TASK MATERIAL —
════

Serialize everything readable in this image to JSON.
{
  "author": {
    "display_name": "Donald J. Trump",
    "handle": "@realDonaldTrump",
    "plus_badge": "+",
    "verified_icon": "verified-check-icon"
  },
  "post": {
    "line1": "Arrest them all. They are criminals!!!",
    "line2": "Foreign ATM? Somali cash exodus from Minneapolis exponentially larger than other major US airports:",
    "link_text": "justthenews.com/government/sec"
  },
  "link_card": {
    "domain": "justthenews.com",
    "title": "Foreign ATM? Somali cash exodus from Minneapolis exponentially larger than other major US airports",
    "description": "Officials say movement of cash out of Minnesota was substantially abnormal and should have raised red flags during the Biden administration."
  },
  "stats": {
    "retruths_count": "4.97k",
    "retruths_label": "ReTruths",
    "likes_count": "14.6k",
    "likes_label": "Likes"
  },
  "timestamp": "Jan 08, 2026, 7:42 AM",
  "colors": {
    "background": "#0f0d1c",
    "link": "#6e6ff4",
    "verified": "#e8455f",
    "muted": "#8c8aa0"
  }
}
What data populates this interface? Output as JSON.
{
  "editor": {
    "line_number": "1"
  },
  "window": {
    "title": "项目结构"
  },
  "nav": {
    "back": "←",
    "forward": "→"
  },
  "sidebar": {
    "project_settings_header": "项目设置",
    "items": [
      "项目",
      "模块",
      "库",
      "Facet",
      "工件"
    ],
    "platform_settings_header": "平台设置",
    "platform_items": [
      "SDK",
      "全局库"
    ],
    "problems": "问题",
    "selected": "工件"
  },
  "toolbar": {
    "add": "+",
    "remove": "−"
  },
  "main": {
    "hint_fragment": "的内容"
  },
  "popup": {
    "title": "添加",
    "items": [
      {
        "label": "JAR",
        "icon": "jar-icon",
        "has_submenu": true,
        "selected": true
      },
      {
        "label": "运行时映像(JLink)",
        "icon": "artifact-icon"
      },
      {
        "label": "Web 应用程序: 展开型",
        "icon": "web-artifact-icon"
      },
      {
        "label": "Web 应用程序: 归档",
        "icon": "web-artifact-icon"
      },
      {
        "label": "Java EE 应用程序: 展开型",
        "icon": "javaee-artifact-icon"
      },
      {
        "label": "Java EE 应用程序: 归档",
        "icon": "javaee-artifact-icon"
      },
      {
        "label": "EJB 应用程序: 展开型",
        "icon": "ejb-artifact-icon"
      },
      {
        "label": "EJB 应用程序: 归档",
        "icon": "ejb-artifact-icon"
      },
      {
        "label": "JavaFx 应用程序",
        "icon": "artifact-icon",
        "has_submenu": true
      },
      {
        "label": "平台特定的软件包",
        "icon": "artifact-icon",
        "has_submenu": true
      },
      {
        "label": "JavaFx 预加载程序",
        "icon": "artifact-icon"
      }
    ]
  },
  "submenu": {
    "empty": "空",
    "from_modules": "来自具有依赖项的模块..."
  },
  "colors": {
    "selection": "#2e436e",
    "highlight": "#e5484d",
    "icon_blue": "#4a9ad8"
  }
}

════

TASK OBJECTIVE — Reproduce the complete set of lines precisely as supplied.

RESULT FOR THIS EXERCISE —
Serialize everything readable in this image to JSON.
{
  "author": {
    "display_name": "Donald J. Trump",
    "handle": "@realDonaldTrump",
    "plus_badge": "+",
    "verified_icon": "verified-check-icon"
  },
  "post": {
    "line1": "Arrest them all. They are criminals!!!",
    "line2": "Foreign ATM? Somali cash exodus from Minneapolis exponentially larger than other major US airports:",
    "link_text": "justthenews.com/government/sec"
  },
  "link_card": {
    "domain": "justthenews.com",
    "title": "Foreign ATM? Somali cash exodus from Minneapolis exponentially larger than other major US airports",
    "description": "Officials say movement of cash out of Minnesota was substantially abnormal and should have raised red flags during the Biden administration."
  },
  "stats": {
    "retruths_count": "4.97k",
    "retruths_label": "ReTruths",
    "likes_count": "14.6k",
    "likes_label": "Likes"
  },
  "timestamp": "Jan 08, 2026, 7:42 AM",
  "colors": {
    "background": "#0f0d1c",
    "link": "#6e6ff4",
    "verified": "#e8455f",
    "muted": "#8c8aa0"
  }
}
What data populates this interface? Output as JSON.
{
  "editor": {
    "line_number": "1"
  },
  "window": {
    "title": "项目结构"
  },
  "nav": {
    "back": "←",
    "forward": "→"
  },
  "sidebar": {
    "project_settings_header": "项目设置",
    "items": [
      "项目",
      "模块",
      "库",
      "Facet",
      "工件"
    ],
    "platform_settings_header": "平台设置",
    "platform_items": [
      "SDK",
      "全局库"
    ],
    "problems": "问题",
    "selected": "工件"
  },
  "toolbar": {
    "add": "+",
    "remove": "−"
  },
  "main": {
    "hint_fragment": "的内容"
  },
  "popup": {
    "title": "添加",
    "items": [
      {
        "label": "JAR",
        "icon": "jar-icon",
        "has_submenu": true,
        "selected": true
      },
      {
        "label": "运行时映像(JLink)",
        "icon": "artifact-icon"
      },
      {
        "label": "Web 应用程序: 展开型",
        "icon": "web-artifact-icon"
      },
      {
        "label": "Web 应用程序: 归档",
        "icon": "web-artifact-icon"
      },
      {
        "label": "Java EE 应用程序: 展开型",
        "icon": "javaee-artifact-icon"
      },
      {
        "label": "Java EE 应用程序: 归档",
        "icon": "javaee-artifact-icon"
      },
      {
        "label": "EJB 应用程序: 展开型",
        "icon": "ejb-artifact-icon"
      },
      {
        "label": "EJB 应用程序: 归档",
        "icon": "ejb-artifact-icon"
      },
      {
        "label": "JavaFx 应用程序",
        "icon": "artifact-icon",
        "has_submenu": true
      },
      {
        "label": "平台特定的软件包",
        "icon": "artifact-icon",
        "has_submenu": true
      },
      {
        "label": "JavaFx 预加载程序",
        "icon": "artifact-icon"
      }
    ]
  },
  "submenu": {
    "empty": "空",
    "from_modules": "来自具有依赖项的模块..."
  },
  "colors": {
    "selection": "#2e436e",
    "highlight": "#e5484d",
    "icon_blue": "#4a9ad8"
  }
}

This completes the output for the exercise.